*** PROVIDED DATA ***

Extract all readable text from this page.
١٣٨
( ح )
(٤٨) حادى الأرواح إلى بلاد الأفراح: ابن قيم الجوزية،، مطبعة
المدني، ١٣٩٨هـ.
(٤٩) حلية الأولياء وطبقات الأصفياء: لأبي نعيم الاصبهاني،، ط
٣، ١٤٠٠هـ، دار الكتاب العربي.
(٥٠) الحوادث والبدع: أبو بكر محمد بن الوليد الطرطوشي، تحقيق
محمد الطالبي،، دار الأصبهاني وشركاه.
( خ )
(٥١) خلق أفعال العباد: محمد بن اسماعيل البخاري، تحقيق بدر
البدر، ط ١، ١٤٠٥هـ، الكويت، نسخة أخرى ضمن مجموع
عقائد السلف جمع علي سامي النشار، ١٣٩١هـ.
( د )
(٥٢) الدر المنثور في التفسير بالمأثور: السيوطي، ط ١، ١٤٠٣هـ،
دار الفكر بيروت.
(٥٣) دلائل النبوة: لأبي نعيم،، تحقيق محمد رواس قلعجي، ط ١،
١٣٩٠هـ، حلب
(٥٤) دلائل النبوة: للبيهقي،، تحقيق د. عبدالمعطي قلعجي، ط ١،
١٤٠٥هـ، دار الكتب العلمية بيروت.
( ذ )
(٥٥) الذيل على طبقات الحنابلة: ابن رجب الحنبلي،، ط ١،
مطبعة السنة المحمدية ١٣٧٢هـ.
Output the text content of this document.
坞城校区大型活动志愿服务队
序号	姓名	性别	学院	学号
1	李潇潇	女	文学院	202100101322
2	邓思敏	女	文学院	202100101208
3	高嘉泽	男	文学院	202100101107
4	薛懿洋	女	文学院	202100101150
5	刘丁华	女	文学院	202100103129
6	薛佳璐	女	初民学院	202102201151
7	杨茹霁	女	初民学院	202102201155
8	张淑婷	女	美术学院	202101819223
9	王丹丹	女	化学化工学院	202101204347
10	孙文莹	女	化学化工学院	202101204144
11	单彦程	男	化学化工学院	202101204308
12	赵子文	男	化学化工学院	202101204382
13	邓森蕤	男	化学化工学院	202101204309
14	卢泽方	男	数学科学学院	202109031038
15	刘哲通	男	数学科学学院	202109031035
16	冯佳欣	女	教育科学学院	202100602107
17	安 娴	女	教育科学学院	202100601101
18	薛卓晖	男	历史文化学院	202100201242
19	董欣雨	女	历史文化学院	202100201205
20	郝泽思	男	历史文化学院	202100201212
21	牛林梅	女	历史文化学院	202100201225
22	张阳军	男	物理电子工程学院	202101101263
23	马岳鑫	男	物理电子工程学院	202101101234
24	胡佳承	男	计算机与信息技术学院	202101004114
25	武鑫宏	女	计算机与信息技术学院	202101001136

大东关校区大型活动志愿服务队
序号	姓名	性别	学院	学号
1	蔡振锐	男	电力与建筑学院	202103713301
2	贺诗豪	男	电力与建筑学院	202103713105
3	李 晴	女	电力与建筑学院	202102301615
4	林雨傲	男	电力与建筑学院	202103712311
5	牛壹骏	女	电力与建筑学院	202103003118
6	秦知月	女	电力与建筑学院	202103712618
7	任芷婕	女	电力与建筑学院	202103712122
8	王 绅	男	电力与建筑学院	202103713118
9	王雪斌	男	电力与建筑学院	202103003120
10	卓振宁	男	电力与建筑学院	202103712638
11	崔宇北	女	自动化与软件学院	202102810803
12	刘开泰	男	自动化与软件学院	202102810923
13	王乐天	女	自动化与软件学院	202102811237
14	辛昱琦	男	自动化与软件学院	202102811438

***

» DO THIS:
All lines in the data that contain the word "بيروت" should be copied.

» SOLUTION TO THIS TASK:
دار الفكر بيروت.
١٤٠٥هـ، دار الكتب العلمية بيروت.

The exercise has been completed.